(Entries from a page text collection)
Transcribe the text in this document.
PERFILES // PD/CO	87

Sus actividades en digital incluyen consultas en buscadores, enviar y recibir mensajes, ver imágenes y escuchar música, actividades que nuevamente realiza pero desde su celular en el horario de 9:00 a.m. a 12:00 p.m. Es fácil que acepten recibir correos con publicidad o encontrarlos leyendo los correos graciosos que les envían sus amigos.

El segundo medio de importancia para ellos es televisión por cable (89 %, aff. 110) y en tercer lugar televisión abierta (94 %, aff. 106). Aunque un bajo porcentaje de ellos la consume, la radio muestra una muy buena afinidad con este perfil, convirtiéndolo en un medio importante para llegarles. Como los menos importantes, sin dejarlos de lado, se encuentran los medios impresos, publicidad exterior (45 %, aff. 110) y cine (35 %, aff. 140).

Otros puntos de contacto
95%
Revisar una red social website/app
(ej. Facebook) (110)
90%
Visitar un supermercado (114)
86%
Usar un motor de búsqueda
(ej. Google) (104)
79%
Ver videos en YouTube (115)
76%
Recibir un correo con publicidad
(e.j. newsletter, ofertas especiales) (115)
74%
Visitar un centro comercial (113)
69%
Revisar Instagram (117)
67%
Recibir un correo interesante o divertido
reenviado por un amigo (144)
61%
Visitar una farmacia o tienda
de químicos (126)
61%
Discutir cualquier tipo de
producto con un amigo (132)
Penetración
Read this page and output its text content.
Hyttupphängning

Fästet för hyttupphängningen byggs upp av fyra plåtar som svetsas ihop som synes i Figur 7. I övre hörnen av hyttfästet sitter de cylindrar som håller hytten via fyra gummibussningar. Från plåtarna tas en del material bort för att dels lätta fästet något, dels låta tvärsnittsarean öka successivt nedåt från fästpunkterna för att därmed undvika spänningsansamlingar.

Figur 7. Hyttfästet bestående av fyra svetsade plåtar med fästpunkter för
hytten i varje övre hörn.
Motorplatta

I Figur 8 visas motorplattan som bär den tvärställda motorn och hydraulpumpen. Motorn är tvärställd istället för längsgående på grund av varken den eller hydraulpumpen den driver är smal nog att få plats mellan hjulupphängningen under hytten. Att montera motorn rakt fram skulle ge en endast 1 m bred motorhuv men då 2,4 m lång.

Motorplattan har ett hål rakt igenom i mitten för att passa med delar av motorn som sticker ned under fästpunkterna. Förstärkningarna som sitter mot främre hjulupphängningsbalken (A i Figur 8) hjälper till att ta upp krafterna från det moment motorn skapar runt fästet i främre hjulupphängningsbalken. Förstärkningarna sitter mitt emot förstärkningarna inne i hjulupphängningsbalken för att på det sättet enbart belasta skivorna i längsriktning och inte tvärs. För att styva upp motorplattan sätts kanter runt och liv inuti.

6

TASK REQUIREMENTS. With "this" as the word to match, copy each line of the records that has it.

THE ANSWER.
Transcribe the text in this document.
Read this page and output its text content.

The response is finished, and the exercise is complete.